EXERCISE BRIEF: Wherever the string "취업지원" appears, copy the whole line.

SUPPLIED RECORDS:
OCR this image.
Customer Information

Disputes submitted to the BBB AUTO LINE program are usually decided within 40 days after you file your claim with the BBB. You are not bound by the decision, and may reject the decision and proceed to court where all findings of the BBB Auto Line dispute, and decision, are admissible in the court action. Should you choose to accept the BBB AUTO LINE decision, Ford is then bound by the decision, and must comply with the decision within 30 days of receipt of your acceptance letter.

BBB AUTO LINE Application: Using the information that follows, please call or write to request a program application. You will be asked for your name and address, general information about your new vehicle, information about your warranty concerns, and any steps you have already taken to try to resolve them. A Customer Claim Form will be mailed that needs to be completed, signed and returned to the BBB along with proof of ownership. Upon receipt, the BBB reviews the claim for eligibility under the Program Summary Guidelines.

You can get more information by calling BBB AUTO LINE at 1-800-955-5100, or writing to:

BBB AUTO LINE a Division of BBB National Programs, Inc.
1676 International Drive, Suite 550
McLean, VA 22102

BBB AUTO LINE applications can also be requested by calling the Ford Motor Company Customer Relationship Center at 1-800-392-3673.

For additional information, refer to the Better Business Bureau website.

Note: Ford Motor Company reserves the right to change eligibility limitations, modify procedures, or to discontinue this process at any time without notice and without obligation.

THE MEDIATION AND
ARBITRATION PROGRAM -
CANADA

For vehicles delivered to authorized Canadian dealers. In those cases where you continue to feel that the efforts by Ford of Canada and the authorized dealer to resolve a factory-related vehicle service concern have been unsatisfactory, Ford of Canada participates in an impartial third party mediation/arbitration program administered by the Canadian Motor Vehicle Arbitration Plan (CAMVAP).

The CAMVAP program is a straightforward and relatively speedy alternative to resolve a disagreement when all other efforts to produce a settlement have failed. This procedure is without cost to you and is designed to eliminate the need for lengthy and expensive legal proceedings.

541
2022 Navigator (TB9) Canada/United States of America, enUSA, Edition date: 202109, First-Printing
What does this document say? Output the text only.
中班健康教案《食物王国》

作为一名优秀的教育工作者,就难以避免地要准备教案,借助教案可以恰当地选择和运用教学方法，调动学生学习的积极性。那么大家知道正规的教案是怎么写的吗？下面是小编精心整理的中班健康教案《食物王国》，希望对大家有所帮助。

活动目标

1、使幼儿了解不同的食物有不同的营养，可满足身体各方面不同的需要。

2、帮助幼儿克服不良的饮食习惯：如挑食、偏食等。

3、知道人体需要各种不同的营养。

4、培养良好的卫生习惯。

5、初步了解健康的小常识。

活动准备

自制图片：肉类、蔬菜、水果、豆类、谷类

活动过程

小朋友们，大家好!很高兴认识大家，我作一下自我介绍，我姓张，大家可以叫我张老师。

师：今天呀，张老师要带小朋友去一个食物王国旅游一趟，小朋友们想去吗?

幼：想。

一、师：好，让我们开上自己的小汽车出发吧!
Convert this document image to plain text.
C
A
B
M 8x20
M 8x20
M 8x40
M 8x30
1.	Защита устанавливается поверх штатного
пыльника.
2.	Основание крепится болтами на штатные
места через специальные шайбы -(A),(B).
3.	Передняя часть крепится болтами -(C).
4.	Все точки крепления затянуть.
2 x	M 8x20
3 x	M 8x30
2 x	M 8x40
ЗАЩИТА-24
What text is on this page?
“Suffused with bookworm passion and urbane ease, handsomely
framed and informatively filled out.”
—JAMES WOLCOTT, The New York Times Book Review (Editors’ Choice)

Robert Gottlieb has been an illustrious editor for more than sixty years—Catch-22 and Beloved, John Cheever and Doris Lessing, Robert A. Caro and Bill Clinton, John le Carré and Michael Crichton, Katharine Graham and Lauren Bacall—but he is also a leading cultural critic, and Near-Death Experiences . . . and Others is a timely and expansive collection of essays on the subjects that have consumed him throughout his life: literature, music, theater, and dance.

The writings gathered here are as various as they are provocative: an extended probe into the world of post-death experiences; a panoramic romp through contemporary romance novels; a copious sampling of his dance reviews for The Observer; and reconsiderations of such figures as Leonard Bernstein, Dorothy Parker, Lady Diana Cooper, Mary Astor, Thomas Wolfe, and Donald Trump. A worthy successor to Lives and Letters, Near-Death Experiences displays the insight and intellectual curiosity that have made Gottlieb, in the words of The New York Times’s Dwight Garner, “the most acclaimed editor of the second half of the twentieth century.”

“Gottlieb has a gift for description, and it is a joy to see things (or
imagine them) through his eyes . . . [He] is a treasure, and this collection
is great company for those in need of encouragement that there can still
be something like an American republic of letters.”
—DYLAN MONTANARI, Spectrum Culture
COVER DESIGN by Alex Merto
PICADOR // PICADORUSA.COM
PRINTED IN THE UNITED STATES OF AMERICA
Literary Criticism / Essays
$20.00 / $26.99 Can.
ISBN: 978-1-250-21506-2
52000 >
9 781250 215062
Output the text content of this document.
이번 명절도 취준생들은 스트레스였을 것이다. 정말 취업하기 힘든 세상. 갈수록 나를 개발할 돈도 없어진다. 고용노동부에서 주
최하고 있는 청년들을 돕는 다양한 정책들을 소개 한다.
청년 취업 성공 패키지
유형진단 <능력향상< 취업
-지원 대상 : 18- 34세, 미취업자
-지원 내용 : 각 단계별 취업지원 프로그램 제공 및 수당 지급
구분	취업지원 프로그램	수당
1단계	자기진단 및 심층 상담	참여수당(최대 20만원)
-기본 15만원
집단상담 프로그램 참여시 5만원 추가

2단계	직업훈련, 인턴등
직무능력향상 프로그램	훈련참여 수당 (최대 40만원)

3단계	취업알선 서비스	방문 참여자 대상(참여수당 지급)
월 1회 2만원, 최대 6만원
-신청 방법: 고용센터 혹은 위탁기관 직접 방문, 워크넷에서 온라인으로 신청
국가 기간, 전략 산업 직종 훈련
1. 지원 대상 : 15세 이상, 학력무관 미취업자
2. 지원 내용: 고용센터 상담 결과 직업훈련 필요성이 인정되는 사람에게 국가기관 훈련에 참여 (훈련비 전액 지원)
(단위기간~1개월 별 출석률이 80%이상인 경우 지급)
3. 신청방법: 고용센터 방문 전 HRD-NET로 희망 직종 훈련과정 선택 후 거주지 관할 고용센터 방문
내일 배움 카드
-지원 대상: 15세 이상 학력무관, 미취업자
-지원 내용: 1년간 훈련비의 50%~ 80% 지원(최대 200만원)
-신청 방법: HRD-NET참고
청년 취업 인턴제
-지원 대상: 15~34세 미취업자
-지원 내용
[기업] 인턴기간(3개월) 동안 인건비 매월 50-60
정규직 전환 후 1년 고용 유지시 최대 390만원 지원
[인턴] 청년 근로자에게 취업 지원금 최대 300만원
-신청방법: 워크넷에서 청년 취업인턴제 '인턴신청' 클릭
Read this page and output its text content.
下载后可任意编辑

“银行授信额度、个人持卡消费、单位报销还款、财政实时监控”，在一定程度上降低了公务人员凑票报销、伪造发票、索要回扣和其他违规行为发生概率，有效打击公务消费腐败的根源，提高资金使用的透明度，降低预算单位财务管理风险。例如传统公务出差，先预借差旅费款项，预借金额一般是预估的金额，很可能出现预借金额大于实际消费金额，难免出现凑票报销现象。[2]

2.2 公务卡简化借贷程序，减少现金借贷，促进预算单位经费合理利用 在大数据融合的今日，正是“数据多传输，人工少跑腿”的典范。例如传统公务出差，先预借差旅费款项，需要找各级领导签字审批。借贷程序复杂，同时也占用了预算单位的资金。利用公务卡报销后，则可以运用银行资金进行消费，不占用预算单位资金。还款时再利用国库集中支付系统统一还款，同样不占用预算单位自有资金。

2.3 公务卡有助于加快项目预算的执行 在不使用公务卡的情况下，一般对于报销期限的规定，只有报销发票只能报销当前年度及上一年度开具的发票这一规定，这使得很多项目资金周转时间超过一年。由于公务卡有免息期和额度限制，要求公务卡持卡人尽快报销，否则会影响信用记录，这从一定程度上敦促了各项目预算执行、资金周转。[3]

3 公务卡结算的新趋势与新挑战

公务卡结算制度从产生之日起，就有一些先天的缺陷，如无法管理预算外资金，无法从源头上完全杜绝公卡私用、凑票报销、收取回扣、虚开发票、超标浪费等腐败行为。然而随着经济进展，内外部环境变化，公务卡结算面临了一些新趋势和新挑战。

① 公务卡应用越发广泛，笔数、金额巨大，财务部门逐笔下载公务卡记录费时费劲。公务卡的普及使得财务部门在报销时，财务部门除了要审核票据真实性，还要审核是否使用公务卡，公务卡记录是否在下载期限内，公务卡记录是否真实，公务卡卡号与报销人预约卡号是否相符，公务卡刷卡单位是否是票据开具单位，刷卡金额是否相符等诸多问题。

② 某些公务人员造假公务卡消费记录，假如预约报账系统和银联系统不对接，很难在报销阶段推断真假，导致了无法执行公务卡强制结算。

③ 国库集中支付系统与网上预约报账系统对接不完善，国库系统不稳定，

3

RESPONSE FOR THIS EXERCISE:
-지원 내용 : 각 단계별 취업지원 프로그램 제공 및 수당 지급
구분	취업지원 프로그램	수당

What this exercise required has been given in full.